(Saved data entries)
----------------
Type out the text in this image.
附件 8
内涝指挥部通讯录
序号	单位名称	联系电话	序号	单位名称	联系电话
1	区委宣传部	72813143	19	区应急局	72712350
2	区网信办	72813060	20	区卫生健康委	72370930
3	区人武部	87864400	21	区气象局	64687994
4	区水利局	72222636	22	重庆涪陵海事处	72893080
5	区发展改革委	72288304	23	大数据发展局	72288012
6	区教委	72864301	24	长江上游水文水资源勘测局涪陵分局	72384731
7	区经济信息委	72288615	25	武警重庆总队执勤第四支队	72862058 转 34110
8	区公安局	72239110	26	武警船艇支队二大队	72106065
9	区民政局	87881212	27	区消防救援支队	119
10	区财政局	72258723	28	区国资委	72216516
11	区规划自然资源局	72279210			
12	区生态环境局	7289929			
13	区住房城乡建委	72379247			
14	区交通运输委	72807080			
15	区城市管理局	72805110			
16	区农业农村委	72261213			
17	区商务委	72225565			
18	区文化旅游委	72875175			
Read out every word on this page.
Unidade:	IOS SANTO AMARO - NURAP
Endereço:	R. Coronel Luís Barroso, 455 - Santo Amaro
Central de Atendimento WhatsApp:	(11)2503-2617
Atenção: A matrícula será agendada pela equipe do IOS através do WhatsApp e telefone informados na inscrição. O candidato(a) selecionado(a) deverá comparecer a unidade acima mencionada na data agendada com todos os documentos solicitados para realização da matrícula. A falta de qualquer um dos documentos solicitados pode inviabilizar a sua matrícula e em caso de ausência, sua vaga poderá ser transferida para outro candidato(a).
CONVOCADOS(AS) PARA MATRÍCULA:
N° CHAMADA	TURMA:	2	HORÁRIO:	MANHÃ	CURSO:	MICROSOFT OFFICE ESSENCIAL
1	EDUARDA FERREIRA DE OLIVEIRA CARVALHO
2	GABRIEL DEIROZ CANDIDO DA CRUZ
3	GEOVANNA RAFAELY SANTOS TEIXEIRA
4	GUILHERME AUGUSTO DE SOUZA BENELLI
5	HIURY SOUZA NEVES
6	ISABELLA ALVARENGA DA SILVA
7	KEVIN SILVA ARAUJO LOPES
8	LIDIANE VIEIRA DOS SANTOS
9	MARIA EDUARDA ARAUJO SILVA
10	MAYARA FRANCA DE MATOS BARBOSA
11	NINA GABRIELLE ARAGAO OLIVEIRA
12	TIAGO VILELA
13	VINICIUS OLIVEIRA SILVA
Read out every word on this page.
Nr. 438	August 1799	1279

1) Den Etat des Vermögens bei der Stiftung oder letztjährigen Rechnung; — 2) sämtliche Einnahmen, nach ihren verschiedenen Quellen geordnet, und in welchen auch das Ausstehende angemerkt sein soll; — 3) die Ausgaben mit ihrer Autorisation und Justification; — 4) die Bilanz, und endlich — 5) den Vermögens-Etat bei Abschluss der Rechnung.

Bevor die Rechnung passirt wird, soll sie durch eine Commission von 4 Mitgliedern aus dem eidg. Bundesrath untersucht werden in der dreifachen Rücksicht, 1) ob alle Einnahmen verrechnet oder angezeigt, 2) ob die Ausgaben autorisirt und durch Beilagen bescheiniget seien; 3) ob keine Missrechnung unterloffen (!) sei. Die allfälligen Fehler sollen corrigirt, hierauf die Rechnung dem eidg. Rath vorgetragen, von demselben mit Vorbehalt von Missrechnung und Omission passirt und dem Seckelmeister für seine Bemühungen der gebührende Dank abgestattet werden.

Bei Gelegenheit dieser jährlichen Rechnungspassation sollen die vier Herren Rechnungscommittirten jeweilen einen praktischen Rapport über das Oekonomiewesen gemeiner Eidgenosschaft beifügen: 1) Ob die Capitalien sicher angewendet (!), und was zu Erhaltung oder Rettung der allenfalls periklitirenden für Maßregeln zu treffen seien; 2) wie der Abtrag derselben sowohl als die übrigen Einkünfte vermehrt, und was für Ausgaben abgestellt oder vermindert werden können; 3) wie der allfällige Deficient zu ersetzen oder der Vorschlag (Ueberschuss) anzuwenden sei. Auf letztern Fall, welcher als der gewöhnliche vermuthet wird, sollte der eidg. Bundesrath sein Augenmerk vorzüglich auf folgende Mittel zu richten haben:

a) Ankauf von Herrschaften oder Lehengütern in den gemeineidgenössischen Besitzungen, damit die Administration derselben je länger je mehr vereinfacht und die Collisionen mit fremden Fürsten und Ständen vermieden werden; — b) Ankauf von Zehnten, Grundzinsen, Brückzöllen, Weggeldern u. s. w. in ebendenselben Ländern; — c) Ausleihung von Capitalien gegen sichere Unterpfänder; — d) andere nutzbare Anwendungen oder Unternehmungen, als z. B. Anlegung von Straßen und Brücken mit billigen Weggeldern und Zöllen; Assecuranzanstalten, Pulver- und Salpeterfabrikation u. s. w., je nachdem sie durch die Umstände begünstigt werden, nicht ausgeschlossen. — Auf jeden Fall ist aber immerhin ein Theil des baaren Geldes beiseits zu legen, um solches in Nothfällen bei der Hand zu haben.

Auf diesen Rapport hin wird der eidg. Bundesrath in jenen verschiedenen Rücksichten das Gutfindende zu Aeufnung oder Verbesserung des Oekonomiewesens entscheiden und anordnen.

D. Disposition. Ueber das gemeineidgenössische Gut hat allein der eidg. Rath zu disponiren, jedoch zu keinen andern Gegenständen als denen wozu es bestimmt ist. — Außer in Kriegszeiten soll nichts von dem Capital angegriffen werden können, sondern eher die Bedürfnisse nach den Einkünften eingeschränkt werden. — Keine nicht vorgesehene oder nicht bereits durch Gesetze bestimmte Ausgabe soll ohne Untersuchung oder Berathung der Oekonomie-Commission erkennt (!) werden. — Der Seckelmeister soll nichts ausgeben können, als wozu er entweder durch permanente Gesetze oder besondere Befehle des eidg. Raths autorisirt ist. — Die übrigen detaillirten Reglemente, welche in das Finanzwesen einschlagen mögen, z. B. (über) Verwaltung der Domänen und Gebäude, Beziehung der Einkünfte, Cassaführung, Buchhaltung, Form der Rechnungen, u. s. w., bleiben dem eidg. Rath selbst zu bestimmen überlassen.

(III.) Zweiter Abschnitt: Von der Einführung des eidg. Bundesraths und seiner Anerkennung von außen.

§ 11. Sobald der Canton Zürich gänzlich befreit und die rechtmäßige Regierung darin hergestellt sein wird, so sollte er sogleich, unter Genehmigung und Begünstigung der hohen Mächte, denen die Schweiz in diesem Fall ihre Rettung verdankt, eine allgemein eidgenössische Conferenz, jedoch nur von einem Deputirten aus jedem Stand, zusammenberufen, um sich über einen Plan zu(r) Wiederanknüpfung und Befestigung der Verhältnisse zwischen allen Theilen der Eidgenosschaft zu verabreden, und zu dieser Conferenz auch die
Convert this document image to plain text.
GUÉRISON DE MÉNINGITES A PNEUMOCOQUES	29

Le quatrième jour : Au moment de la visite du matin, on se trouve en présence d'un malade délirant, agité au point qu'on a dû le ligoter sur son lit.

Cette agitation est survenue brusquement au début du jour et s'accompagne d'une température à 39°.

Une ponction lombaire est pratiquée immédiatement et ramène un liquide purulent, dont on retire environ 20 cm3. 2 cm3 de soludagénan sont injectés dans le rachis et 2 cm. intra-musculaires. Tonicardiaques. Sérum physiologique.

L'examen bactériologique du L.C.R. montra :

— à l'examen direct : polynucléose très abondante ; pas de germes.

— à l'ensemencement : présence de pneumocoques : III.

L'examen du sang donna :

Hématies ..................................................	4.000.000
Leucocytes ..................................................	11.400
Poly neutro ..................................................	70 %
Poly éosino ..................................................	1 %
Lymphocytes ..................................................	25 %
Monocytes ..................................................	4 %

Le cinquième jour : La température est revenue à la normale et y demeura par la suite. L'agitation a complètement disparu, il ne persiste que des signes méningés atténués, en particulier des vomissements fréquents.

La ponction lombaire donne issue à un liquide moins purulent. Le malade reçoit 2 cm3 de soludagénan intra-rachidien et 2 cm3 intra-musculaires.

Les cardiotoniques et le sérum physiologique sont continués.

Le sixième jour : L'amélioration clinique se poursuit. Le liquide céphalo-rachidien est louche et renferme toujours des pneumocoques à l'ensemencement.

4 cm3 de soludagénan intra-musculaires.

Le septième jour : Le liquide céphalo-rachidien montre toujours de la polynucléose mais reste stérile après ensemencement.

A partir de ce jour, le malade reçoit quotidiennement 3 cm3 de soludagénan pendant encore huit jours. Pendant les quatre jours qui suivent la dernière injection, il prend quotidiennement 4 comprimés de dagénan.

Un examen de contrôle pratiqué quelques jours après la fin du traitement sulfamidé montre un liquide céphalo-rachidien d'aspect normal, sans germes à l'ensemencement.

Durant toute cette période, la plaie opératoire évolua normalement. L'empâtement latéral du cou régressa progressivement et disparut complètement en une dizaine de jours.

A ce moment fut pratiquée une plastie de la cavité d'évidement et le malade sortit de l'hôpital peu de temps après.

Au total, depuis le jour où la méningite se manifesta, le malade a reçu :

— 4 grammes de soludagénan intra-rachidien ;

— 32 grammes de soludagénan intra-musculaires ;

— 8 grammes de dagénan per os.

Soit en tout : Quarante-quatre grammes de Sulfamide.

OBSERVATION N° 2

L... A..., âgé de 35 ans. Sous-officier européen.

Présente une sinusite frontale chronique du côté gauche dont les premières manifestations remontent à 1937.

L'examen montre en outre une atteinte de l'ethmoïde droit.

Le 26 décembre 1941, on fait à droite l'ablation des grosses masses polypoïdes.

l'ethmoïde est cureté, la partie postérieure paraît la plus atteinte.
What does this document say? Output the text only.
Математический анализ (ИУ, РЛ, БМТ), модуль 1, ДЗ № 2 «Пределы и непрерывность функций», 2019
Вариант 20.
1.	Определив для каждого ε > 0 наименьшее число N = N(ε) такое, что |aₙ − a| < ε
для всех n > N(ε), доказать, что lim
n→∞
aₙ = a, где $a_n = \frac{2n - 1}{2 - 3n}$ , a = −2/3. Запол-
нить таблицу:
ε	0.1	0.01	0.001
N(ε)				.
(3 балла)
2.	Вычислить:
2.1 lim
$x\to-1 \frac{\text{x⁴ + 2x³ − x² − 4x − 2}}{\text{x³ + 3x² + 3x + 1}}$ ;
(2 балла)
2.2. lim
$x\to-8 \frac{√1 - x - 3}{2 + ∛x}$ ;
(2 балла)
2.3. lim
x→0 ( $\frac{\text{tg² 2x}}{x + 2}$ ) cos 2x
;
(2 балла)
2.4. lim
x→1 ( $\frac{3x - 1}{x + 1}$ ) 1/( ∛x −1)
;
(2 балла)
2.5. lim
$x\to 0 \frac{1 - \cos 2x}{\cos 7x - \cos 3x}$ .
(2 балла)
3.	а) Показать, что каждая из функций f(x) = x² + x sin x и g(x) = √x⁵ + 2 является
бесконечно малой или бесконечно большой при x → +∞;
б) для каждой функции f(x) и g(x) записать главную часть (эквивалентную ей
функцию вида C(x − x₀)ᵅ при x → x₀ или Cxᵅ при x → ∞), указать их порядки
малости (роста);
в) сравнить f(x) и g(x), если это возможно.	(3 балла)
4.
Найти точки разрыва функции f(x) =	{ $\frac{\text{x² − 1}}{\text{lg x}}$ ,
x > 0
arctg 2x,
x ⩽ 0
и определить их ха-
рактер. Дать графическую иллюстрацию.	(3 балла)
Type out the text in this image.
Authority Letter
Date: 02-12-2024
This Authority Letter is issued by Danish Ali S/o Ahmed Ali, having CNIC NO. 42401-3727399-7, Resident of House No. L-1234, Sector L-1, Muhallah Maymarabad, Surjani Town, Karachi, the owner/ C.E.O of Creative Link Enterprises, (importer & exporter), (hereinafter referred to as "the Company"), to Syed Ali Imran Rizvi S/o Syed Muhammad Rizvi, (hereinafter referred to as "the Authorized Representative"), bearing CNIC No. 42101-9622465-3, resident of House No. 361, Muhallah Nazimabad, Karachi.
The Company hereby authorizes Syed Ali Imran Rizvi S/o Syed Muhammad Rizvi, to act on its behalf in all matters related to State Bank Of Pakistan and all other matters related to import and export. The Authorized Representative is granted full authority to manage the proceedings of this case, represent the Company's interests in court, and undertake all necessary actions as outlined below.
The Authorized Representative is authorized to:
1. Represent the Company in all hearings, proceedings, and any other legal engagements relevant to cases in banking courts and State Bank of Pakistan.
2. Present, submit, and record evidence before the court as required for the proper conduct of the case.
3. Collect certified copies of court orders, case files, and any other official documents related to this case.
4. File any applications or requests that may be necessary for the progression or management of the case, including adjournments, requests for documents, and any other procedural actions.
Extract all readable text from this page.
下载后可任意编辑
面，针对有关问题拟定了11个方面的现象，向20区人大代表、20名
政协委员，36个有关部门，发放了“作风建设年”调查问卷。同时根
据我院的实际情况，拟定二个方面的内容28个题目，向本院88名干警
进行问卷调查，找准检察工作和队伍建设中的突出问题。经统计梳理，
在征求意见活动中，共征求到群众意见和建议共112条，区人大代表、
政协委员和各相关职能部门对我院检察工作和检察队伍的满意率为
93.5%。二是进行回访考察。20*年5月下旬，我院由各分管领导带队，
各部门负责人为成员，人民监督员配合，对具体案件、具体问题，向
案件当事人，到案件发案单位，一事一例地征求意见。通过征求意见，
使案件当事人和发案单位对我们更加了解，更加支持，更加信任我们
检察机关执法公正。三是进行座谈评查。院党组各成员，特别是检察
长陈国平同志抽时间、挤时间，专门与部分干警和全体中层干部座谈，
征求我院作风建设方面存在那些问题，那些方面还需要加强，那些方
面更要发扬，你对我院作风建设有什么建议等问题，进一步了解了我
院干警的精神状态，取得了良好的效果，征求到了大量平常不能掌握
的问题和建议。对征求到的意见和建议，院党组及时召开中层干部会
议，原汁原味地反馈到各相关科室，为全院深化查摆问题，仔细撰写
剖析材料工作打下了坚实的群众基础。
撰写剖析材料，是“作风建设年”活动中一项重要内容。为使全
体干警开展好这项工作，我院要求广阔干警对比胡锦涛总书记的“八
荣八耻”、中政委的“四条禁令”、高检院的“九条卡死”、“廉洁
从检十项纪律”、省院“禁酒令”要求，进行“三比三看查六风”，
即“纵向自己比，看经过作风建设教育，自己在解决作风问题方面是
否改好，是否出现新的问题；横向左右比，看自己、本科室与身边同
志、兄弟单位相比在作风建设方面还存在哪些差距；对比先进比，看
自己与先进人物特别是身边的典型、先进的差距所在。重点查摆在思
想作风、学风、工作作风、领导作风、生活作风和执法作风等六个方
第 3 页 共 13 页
----------------
What you have to do:
Scan the listing above and identify each line holding the string "necessary"; copy every such line.

Solution for this task:
The Company hereby authorizes Syed Ali Imran Rizvi S/o Syed Muhammad Rizvi, to act on its behalf in all matters related to State Bank Of Pakistan and all other matters related to import and export. The Authorized Representative is granted full authority to manage the proceedings of this case, represent the Company's interests in court, and undertake all necessary actions as outlined below.
4. File any applications or requests that may be necessary for the progression or management of the case, including adjournments, requests for documents, and any other procedural actions.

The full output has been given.